## Exercise directions:
Reproduce the records that follow in full, excluding any picture they contain.

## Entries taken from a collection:
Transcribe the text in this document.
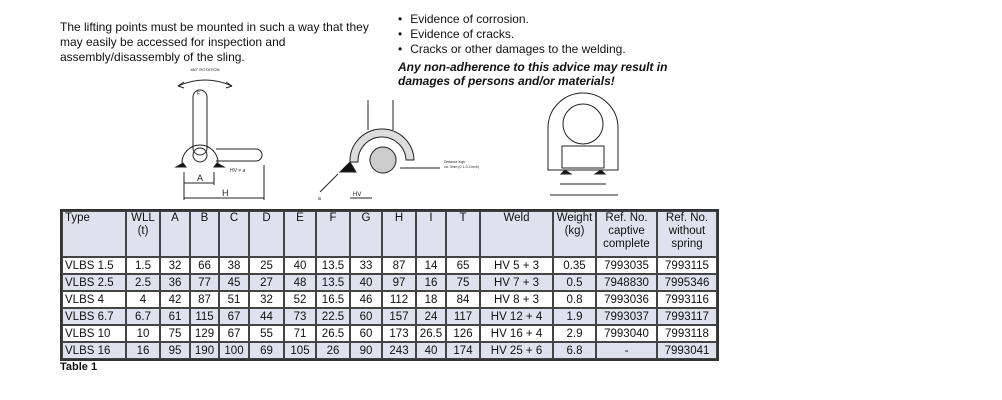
The lifting points must be mounted in such a way that they may easily be accessed for inspection and assembly/disassembly of the sling.
• Evidence of corrosion.
• Evidence of cracks.
• Cracks or other damages to the welding.
Any non-adherence to this advice may result in damages of persons and/or materials!
180° ROTATION
F
A
H
HV ≠ a
HV
a
Distance lugs
ca. 3mm (0.1-0.3 inch)
Type	WLL (t)	A	B	C	D	E	F	G	H	I	T	Weld	Weight (kg)	Ref. No. captive complete	Ref. No. without spring
VLBS 1.5	1.5	32	66	38	25	40	13.5	33	87	14	65	HV 5 + 3	0.35	7993035	7993115
VLBS 2.5	2.5	36	77	45	27	48	13.5	40	97	16	75	HV 7 + 3	0.5	7948830	7995346
VLBS 4	4	42	87	51	32	52	16.5	46	112	18	84	HV 8 + 3	0.8	7993036	7993116
VLBS 6.7	6.7	61	115	67	44	73	22.5	60	157	24	117	HV 12 + 4	1.9	7993037	7993117
VLBS 10	10	75	129	67	55	71	26.5	60	173	26.5	126	HV 16 + 4	2.9	7993040	7993118
VLBS 16	16	95	190	100	69	105	26	90	243	40	174	HV 25 + 6	6.8	-	7993041
Table 1
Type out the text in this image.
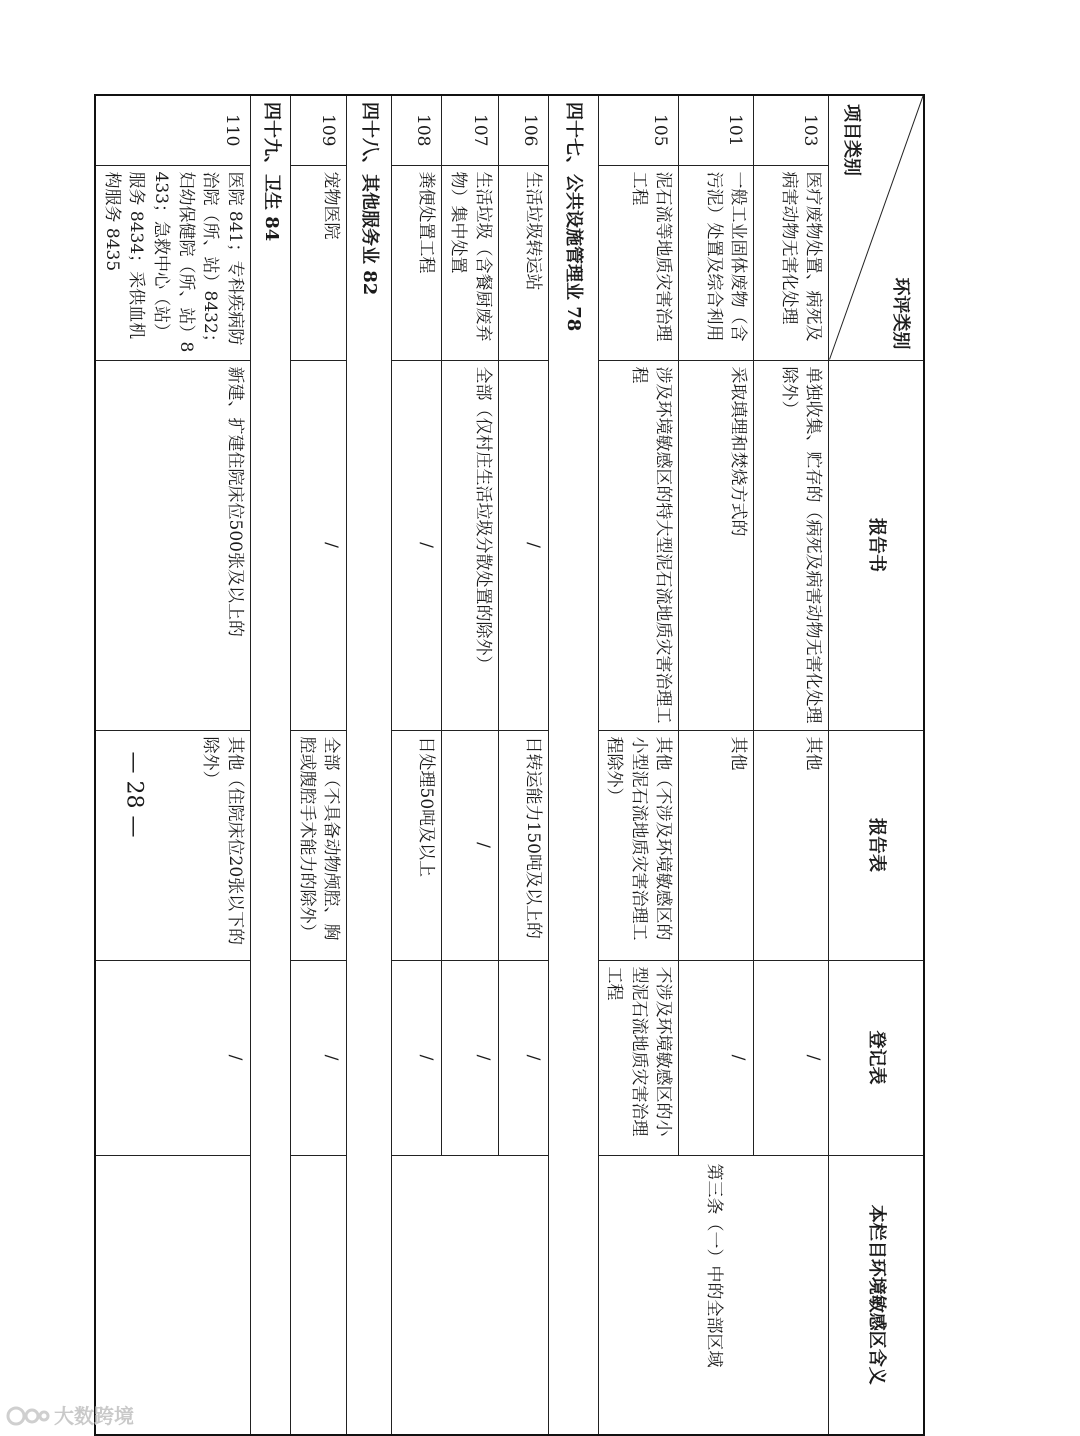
环评类别
项目类别		报告书	报告表	登记表	本栏目环境敏感区含义
103	医疗废物处置、病死及病害动物无害化处理	单独收集、贮存的（病死及病害动物无害化处理除外）	其他	/	第三条（一）中的全部区域
101	一般工业固体废物（含污泥）处置及综合利用	采取填埋和焚烧方式的	其他	/	
105	泥石流等地质灾害治理工程	涉及环境敏感区的特大型泥石流地质灾害治理工程	其他（不涉及环境敏感区的小型泥石流地质灾害治理工程除外）	不涉及环境敏感区的小型泥石流地质灾害治理工程	
四十七、公共设施管理业 78					
106	生活垃圾转运站	/	日转运能力150吨及以上的	/	
107	生活垃圾（含餐厨废弃物）集中处置	全部（仅村庄生活垃圾分散处置的除外）	/	/	
108	粪便处置工程	/	日处理50吨及以上	/	
四十八、其他服务业 82					
109	宠物医院	/	全部（不具备动物颅腔、胸腔或腹腔手术能力的除外）	/	
四十九、卫生 84					
110	医院 841；专科疾病防治院（所、站）8432；妇幼保健院（所、站）8433；急救中心（站）服务 8434；采供血机构服务 8435	新建、扩建住院床位500张及以上的	其他（住院床位20张以下的除外）	/	
— 28 —
大数跨境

## Task result:
Transcribe the text in this document.
The lifting points must be mounted in such a way that they may easily be accessed for inspection and assembly/disassembly of the sling.
• Evidence of corrosion.
• Evidence of cracks.
• Cracks or other damages to the welding.
Any non-adherence to this advice may result in damages of persons and/or materials!
180° ROTATION
F
A
H
HV ≠ a
HV
a
Distance lugs
ca. 3mm (0.1-0.3 inch)
Type	WLL (t)	A	B	C	D	E	F	G	H	I	T	Weld	Weight (kg)	Ref. No. captive complete	Ref. No. without spring
VLBS 1.5	1.5	32	66	38	25	40	13.5	33	87	14	65	HV 5 + 3	0.35	7993035	7993115
VLBS 2.5	2.5	36	77	45	27	48	13.5	40	97	16	75	HV 7 + 3	0.5	7948830	7995346
VLBS 4	4	42	87	51	32	52	16.5	46	112	18	84	HV 8 + 3	0.8	7993036	7993116
VLBS 6.7	6.7	61	115	67	44	73	22.5	60	157	24	117	HV 12 + 4	1.9	7993037	7993117
VLBS 10	10	75	129	67	55	71	26.5	60	173	26.5	126	HV 16 + 4	2.9	7993040	7993118
VLBS 16	16	95	190	100	69	105	26	90	243	40	174	HV 25 + 6	6.8	-	7993041
Table 1
Type out the text in this image.
环评类别
项目类别		报告书	报告表	登记表	本栏目环境敏感区含义
103	医疗废物处置、病死及病害动物无害化处理	单独收集、贮存的（病死及病害动物无害化处理除外）	其他	/	第三条（一）中的全部区域
101	一般工业固体废物（含污泥）处置及综合利用	采取填埋和焚烧方式的	其他	/	
105	泥石流等地质灾害治理工程	涉及环境敏感区的特大型泥石流地质灾害治理工程	其他（不涉及环境敏感区的小型泥石流地质灾害治理工程除外）	不涉及环境敏感区的小型泥石流地质灾害治理工程	
四十七、公共设施管理业 78					
106	生活垃圾转运站	/	日转运能力150吨及以上的	/	
107	生活垃圾（含餐厨废弃物）集中处置	全部（仅村庄生活垃圾分散处置的除外）	/	/	
108	粪便处置工程	/	日处理50吨及以上	/	
四十八、其他服务业 82					
109	宠物医院	/	全部（不具备动物颅腔、胸腔或腹腔手术能力的除外）	/	
四十九、卫生 84					
110	医院 841；专科疾病防治院（所、站）8432；妇幼保健院（所、站）8433；急救中心（站）服务 8434；采供血机构服务 8435	新建、扩建住院床位500张及以上的	其他（住院床位20张以下的除外）	/	
— 28 —
大数跨境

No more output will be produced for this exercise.